-- Begin Records for this exercise --
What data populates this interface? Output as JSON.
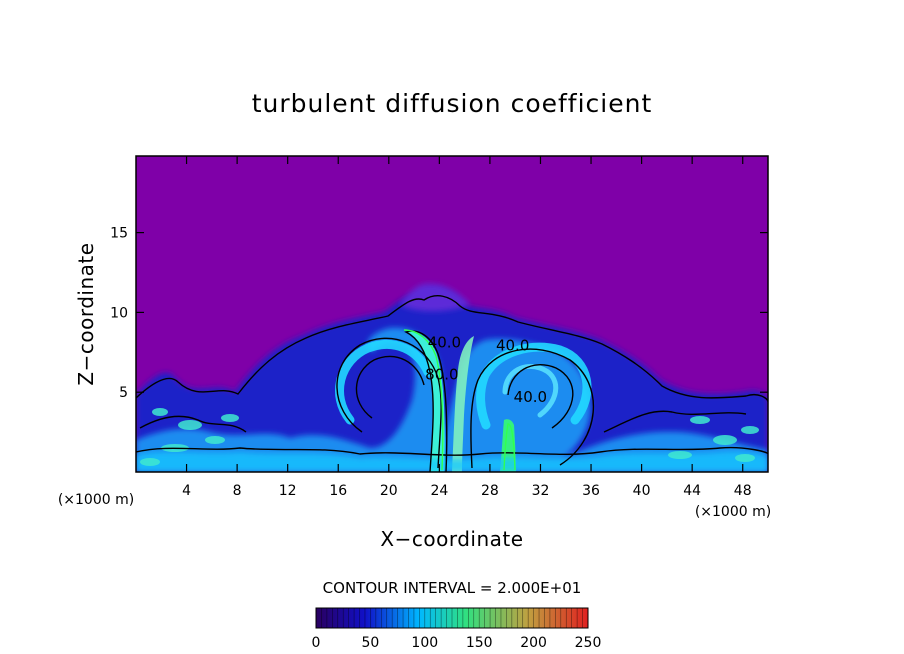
{
  "chart_data": {
    "type": "heatmap",
    "title": "turbulent diffusion coefficient",
    "xlabel": "X−coordinate",
    "ylabel": "Z−coordinate",
    "x_unit": "(×1000 m)",
    "y_unit": "(×1000 m)",
    "xlim": [
      0,
      50
    ],
    "ylim": [
      0,
      19.8
    ],
    "x_ticks": [
      4,
      8,
      12,
      16,
      20,
      24,
      28,
      32,
      36,
      40,
      44,
      48
    ],
    "y_ticks": [
      5,
      10,
      15
    ],
    "contour_interval_text": "CONTOUR INTERVAL = 2.000E+01",
    "contour_interval": 20,
    "colorbar": {
      "min": 0,
      "max": 250,
      "ticks": [
        0,
        50,
        100,
        150,
        200,
        250
      ],
      "colors": [
        "#2a0060",
        "#1010c8",
        "#00b8ff",
        "#30e080",
        "#c0a040",
        "#e02020"
      ]
    },
    "background_color": "#7f00a8",
    "contour_labels": [
      {
        "text": "40.0",
        "x": 24.4,
        "z": 7.8
      },
      {
        "text": "80.0",
        "x": 24.2,
        "z": 5.8
      },
      {
        "text": "40.0",
        "x": 29.8,
        "z": 7.6
      },
      {
        "text": "40.0",
        "x": 31.2,
        "z": 4.4
      }
    ]
  }
}
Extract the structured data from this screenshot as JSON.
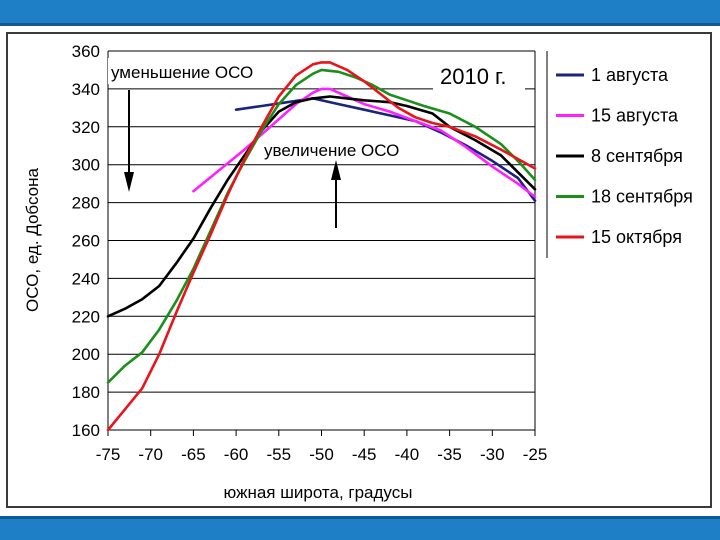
{
  "chart_data": {
    "type": "line",
    "xlabel": "южная широта, градусы",
    "ylabel": "ОСО, ед. Добсона",
    "xlim": [
      -75,
      -25
    ],
    "ylim": [
      160,
      360
    ],
    "x_ticks": [
      "-75",
      "-70",
      "-65",
      "-60",
      "-55",
      "-50",
      "-45",
      "-40",
      "-35",
      "-30",
      "-25"
    ],
    "y_ticks": [
      "160",
      "180",
      "200",
      "220",
      "240",
      "260",
      "280",
      "300",
      "320",
      "340",
      "360"
    ],
    "grid": "horizontal",
    "legend_position": "right",
    "year_label": "2010 г.",
    "annotations": {
      "decrease": "уменьшение ОСО",
      "increase": "увеличение ОСО"
    },
    "series": [
      {
        "name": "1 августа",
        "color": "#1a237e",
        "points": [
          [
            -60,
            329
          ],
          [
            -57,
            331
          ],
          [
            -54,
            333
          ],
          [
            -51,
            335
          ],
          [
            -48,
            332
          ],
          [
            -45,
            329
          ],
          [
            -42,
            326
          ],
          [
            -39,
            323
          ],
          [
            -36,
            317
          ],
          [
            -33,
            310
          ],
          [
            -30,
            302
          ],
          [
            -27,
            293
          ],
          [
            -25,
            281
          ]
        ]
      },
      {
        "name": "15 августа",
        "color": "#ff1fff",
        "points": [
          [
            -65,
            286
          ],
          [
            -62,
            297
          ],
          [
            -59,
            308
          ],
          [
            -56,
            320
          ],
          [
            -53,
            332
          ],
          [
            -51,
            338
          ],
          [
            -50,
            340
          ],
          [
            -49,
            340
          ],
          [
            -47,
            336
          ],
          [
            -45,
            332
          ],
          [
            -42,
            328
          ],
          [
            -39,
            323
          ],
          [
            -36,
            318
          ],
          [
            -33,
            309
          ],
          [
            -30,
            299
          ],
          [
            -27,
            290
          ],
          [
            -25,
            283
          ]
        ]
      },
      {
        "name": "8 сентября",
        "color": "#000000",
        "points": [
          [
            -75,
            220
          ],
          [
            -73,
            224
          ],
          [
            -71,
            229
          ],
          [
            -69,
            236
          ],
          [
            -67,
            248
          ],
          [
            -65,
            261
          ],
          [
            -63,
            277
          ],
          [
            -61,
            292
          ],
          [
            -59,
            305
          ],
          [
            -57,
            318
          ],
          [
            -55,
            328
          ],
          [
            -53,
            333
          ],
          [
            -51,
            335
          ],
          [
            -49,
            336
          ],
          [
            -47,
            335
          ],
          [
            -45,
            334
          ],
          [
            -42,
            333
          ],
          [
            -40,
            331
          ],
          [
            -37,
            327
          ],
          [
            -35,
            320
          ],
          [
            -32,
            313
          ],
          [
            -29,
            305
          ],
          [
            -25,
            287
          ]
        ]
      },
      {
        "name": "18 сентября",
        "color": "#1a8f1a",
        "points": [
          [
            -75,
            185
          ],
          [
            -73,
            194
          ],
          [
            -71,
            201
          ],
          [
            -69,
            213
          ],
          [
            -67,
            228
          ],
          [
            -65,
            245
          ],
          [
            -63,
            265
          ],
          [
            -61,
            285
          ],
          [
            -59,
            302
          ],
          [
            -57,
            318
          ],
          [
            -55,
            332
          ],
          [
            -53,
            342
          ],
          [
            -51,
            348
          ],
          [
            -50,
            350
          ],
          [
            -48,
            349
          ],
          [
            -46,
            346
          ],
          [
            -44,
            342
          ],
          [
            -42,
            337
          ],
          [
            -40,
            334
          ],
          [
            -38,
            331
          ],
          [
            -35,
            327
          ],
          [
            -32,
            320
          ],
          [
            -29,
            311
          ],
          [
            -27,
            302
          ],
          [
            -25,
            292
          ]
        ]
      },
      {
        "name": "15 октября",
        "color": "#e8141a",
        "points": [
          [
            -75,
            160
          ],
          [
            -73,
            171
          ],
          [
            -71,
            182
          ],
          [
            -69,
            200
          ],
          [
            -67,
            222
          ],
          [
            -65,
            243
          ],
          [
            -63,
            263
          ],
          [
            -61,
            284
          ],
          [
            -59,
            303
          ],
          [
            -57,
            320
          ],
          [
            -55,
            336
          ],
          [
            -53,
            347
          ],
          [
            -51,
            353
          ],
          [
            -50,
            354
          ],
          [
            -49,
            354
          ],
          [
            -47,
            350
          ],
          [
            -45,
            344
          ],
          [
            -43,
            337
          ],
          [
            -41,
            330
          ],
          [
            -39,
            325
          ],
          [
            -37,
            322
          ],
          [
            -35,
            320
          ],
          [
            -32,
            315
          ],
          [
            -29,
            308
          ],
          [
            -25,
            298
          ]
        ]
      }
    ]
  }
}
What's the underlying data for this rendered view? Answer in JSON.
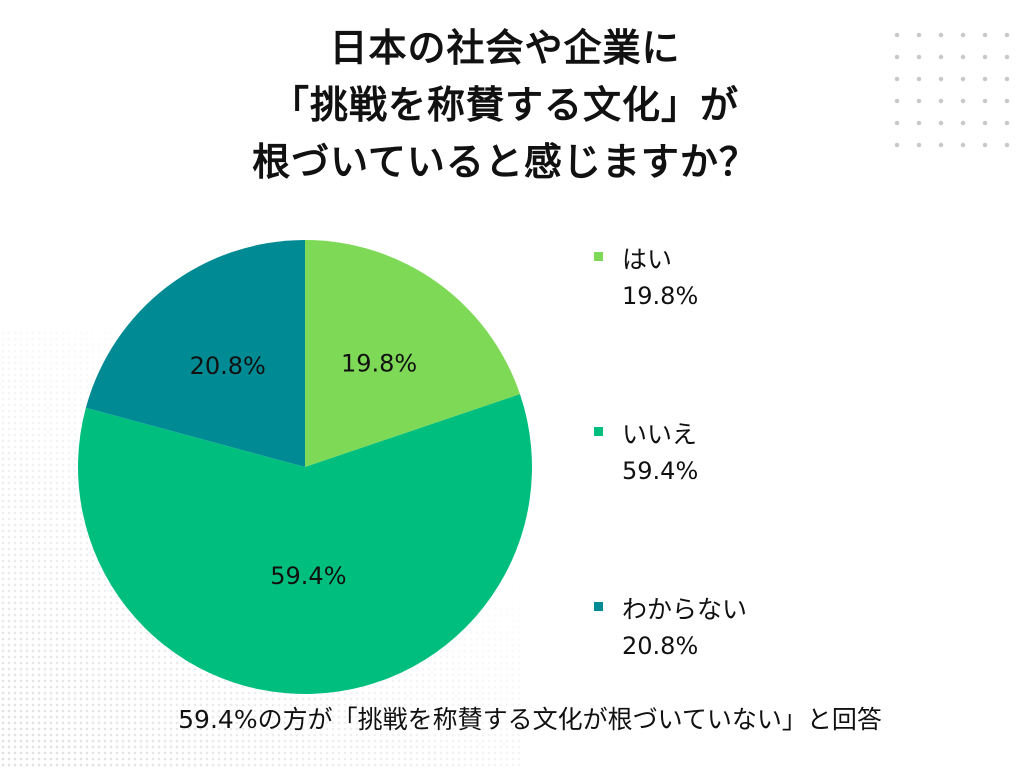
{
  "title_lines": [
    "日本の社会や企業に",
    "「挑戦を称賛する文化」が",
    "根づいていると感じますか？"
  ],
  "chart_data": {
    "type": "pie",
    "categories": [
      "はい",
      "いいえ",
      "わからない"
    ],
    "values": [
      19.8,
      59.4,
      20.8
    ],
    "labels": [
      "19.8%",
      "59.4%",
      "20.8%"
    ],
    "colors": [
      "#7ed957",
      "#00bf7e",
      "#008b94"
    ],
    "start": "12 o'clock",
    "direction": "clockwise",
    "legend_position": "right"
  },
  "footnote": "59.4%の方が「挑戦を称賛する文化が根づいていない」と回答"
}
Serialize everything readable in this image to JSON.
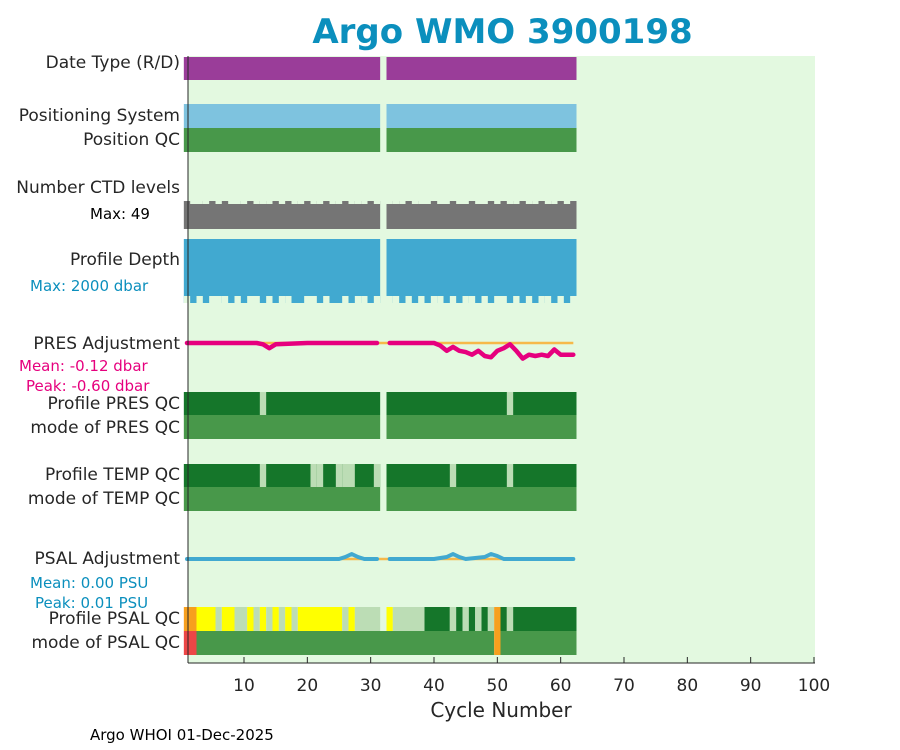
{
  "title": "Argo WMO 3900198",
  "footer": "Argo WHOI 01-Dec-2025",
  "colors": {
    "plot_bg": "#e3f9e0",
    "purple": "#9a3d99",
    "light_blue": "#7ec3df",
    "green": "#48984a",
    "dark_green": "#15762a",
    "pale_green": "#bcddb5",
    "gray": "#757575",
    "depth_blue": "#41a9d0",
    "magenta": "#e6007e",
    "orange": "#f6b94a",
    "yellow": "#ffff00",
    "orange_qc": "#f7a01e",
    "red": "#ec4646",
    "title_blue": "#0b8fbd"
  },
  "rows": {
    "date_type": "Date Type (R/D)",
    "positioning_system": "Positioning System",
    "position_qc": "Position QC",
    "number_ctd_levels": "Number CTD levels",
    "ctd_max": "Max: 49",
    "profile_depth": "Profile Depth",
    "depth_max": "Max: 2000 dbar",
    "pres_adjustment": "PRES Adjustment",
    "pres_mean": "Mean: -0.12 dbar",
    "pres_peak": "Peak: -0.60 dbar",
    "profile_pres_qc": "Profile PRES QC",
    "mode_pres_qc": "mode of PRES QC",
    "profile_temp_qc": "Profile TEMP QC",
    "mode_temp_qc": "mode of TEMP QC",
    "psal_adjustment": "PSAL Adjustment",
    "psal_mean": "Mean: 0.00 PSU",
    "psal_peak": "Peak: 0.01 PSU",
    "profile_psal_qc": "Profile PSAL QC",
    "mode_psal_qc": "mode of PSAL QC"
  },
  "chart_data": {
    "type": "heatmap",
    "xlabel": "Cycle Number",
    "xlim": [
      1,
      100
    ],
    "x_ticks": [
      10,
      20,
      30,
      40,
      50,
      60,
      70,
      80,
      90,
      100
    ],
    "cycles_present": [
      1,
      62
    ],
    "missing_cycles": [
      32
    ],
    "pres_adjustment": {
      "cycles": [
        1,
        5,
        10,
        12,
        13,
        14,
        15,
        20,
        25,
        30,
        31,
        33,
        35,
        38,
        40,
        41,
        42,
        43,
        44,
        45,
        46,
        47,
        48,
        49,
        50,
        51,
        52,
        53,
        54,
        55,
        56,
        57,
        58,
        59,
        60,
        61,
        62
      ],
      "values": [
        0,
        0,
        0,
        0,
        -0.05,
        -0.2,
        -0.05,
        0,
        0,
        0,
        0,
        0,
        0,
        0,
        0,
        -0.1,
        -0.3,
        -0.15,
        -0.3,
        -0.35,
        -0.45,
        -0.3,
        -0.5,
        -0.55,
        -0.3,
        -0.2,
        -0.05,
        -0.3,
        -0.6,
        -0.45,
        -0.5,
        -0.45,
        -0.5,
        -0.25,
        -0.45,
        -0.45,
        -0.45
      ]
    },
    "psal_adjustment": {
      "cycles": [
        1,
        10,
        20,
        25,
        26,
        27,
        28,
        29,
        30,
        31,
        33,
        40,
        42,
        43,
        44,
        45,
        48,
        49,
        50,
        51,
        52,
        55,
        60,
        62
      ],
      "values": [
        0,
        0,
        0,
        0,
        0.004,
        0.01,
        0.004,
        0,
        0,
        0,
        0,
        0,
        0.004,
        0.01,
        0.004,
        0,
        0.004,
        0.01,
        0.006,
        0,
        0,
        0,
        0,
        0
      ]
    },
    "profile_pres_qc_pale_cycles": [
      13,
      52
    ],
    "profile_temp_qc_pale_cycles": [
      13,
      21,
      22,
      25,
      26,
      27,
      31,
      43,
      52
    ],
    "profile_psal_qc": [
      {
        "from": 1,
        "to": 2,
        "class": "orange_qc"
      },
      {
        "from": 3,
        "to": 5,
        "class": "yellow"
      },
      {
        "from": 6,
        "to": 6,
        "class": "pale_green"
      },
      {
        "from": 7,
        "to": 8,
        "class": "yellow"
      },
      {
        "from": 9,
        "to": 10,
        "class": "pale_green"
      },
      {
        "from": 11,
        "to": 11,
        "class": "yellow"
      },
      {
        "from": 12,
        "to": 12,
        "class": "pale_green"
      },
      {
        "from": 13,
        "to": 13,
        "class": "yellow"
      },
      {
        "from": 14,
        "to": 14,
        "class": "pale_green"
      },
      {
        "from": 15,
        "to": 15,
        "class": "yellow"
      },
      {
        "from": 16,
        "to": 16,
        "class": "pale_green"
      },
      {
        "from": 17,
        "to": 17,
        "class": "yellow"
      },
      {
        "from": 18,
        "to": 18,
        "class": "pale_green"
      },
      {
        "from": 19,
        "to": 25,
        "class": "yellow"
      },
      {
        "from": 26,
        "to": 26,
        "class": "pale_green"
      },
      {
        "from": 27,
        "to": 27,
        "class": "yellow"
      },
      {
        "from": 28,
        "to": 31,
        "class": "pale_green"
      },
      {
        "from": 33,
        "to": 33,
        "class": "yellow"
      },
      {
        "from": 34,
        "to": 38,
        "class": "pale_green"
      },
      {
        "from": 39,
        "to": 42,
        "class": "dark_green"
      },
      {
        "from": 43,
        "to": 43,
        "class": "pale_green"
      },
      {
        "from": 44,
        "to": 44,
        "class": "dark_green"
      },
      {
        "from": 45,
        "to": 45,
        "class": "pale_green"
      },
      {
        "from": 46,
        "to": 46,
        "class": "dark_green"
      },
      {
        "from": 47,
        "to": 47,
        "class": "pale_green"
      },
      {
        "from": 48,
        "to": 48,
        "class": "dark_green"
      },
      {
        "from": 49,
        "to": 49,
        "class": "pale_green"
      },
      {
        "from": 50,
        "to": 50,
        "class": "orange_qc"
      },
      {
        "from": 51,
        "to": 51,
        "class": "dark_green"
      },
      {
        "from": 52,
        "to": 52,
        "class": "pale_green"
      },
      {
        "from": 53,
        "to": 62,
        "class": "dark_green"
      }
    ],
    "mode_psal_qc": [
      {
        "from": 1,
        "to": 2,
        "class": "red"
      },
      {
        "from": 3,
        "to": 49,
        "class": "green"
      },
      {
        "from": 50,
        "to": 50,
        "class": "orange_qc"
      },
      {
        "from": 51,
        "to": 62,
        "class": "green"
      }
    ],
    "ctd_levels_short_cycles": [
      2,
      3,
      4,
      6,
      8,
      9,
      10,
      12,
      13,
      14,
      16,
      18,
      19,
      21,
      22,
      24,
      25,
      27,
      28,
      29,
      31,
      33,
      34,
      35,
      37,
      38,
      39,
      41,
      42,
      44,
      45,
      47,
      48,
      50,
      52,
      53,
      55,
      56,
      58,
      59,
      61
    ],
    "depth_short_cycles": [
      1,
      3,
      5,
      6,
      7,
      9,
      11,
      12,
      14,
      16,
      17,
      20,
      21,
      23,
      26,
      28,
      29,
      31,
      33,
      34,
      36,
      38,
      40,
      41,
      43,
      45,
      46,
      48,
      50,
      51,
      53,
      55,
      57,
      58,
      60,
      62
    ]
  }
}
-- End Records for this exercise --
- Your objective: Reproduce every line of the listing above in which the string "dbar" appears.

- Reply to the exercise:
    "depth_max": "Max: 2000 dbar",
    "pres_mean": "Mean: -0.12 dbar",
    "pres_peak": "Peak: -0.60 dbar",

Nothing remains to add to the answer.